Exercise description>
Omit all pictures and give the records below again exactly as written.

——

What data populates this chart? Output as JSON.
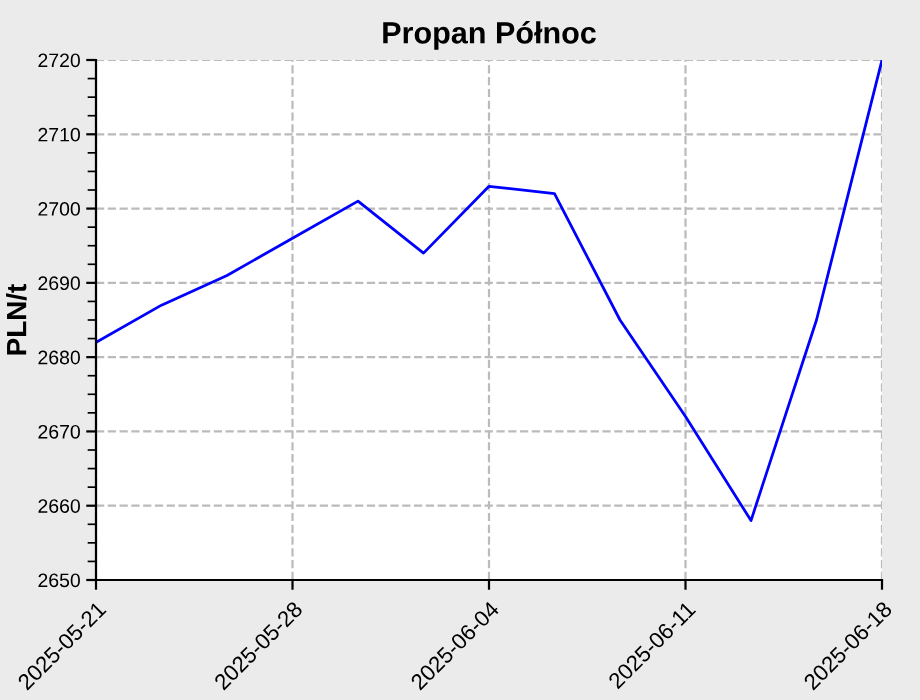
{
  "chart_data": {
    "type": "line",
    "title": "Propan Północ",
    "ylabel": "PLN/t",
    "categories": [
      "2025-05-21",
      null,
      null,
      "2025-05-28",
      null,
      null,
      "2025-06-04",
      null,
      null,
      "2025-06-11",
      null,
      null,
      "2025-06-18"
    ],
    "series": [
      {
        "color": "#0000ff",
        "values": [
          2682,
          2687,
          2691,
          2696,
          2701,
          2694,
          2703,
          2702,
          2685,
          2672,
          2658,
          2685,
          2720
        ]
      }
    ],
    "ylim": [
      2650,
      2720
    ],
    "yticks": [
      2650,
      2660,
      2670,
      2680,
      2690,
      2700,
      2710,
      2720
    ],
    "grid": true,
    "marker": "none",
    "line_style": "solid",
    "legend": false
  }
}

——

The response>
What data populates this chart? Output as JSON.
{
  "chart_data": {
    "type": "line",
    "title": "Propan Północ",
    "ylabel": "PLN/t",
    "categories": [
      "2025-05-21",
      null,
      null,
      "2025-05-28",
      null,
      null,
      "2025-06-04",
      null,
      null,
      "2025-06-11",
      null,
      null,
      "2025-06-18"
    ],
    "series": [
      {
        "color": "#0000ff",
        "values": [
          2682,
          2687,
          2691,
          2696,
          2701,
          2694,
          2703,
          2702,
          2685,
          2672,
          2658,
          2685,
          2720
        ]
      }
    ],
    "ylim": [
      2650,
      2720
    ],
    "yticks": [
      2650,
      2660,
      2670,
      2680,
      2690,
      2700,
      2710,
      2720
    ],
    "grid": true,
    "marker": "none",
    "line_style": "solid",
    "legend": false
  }
}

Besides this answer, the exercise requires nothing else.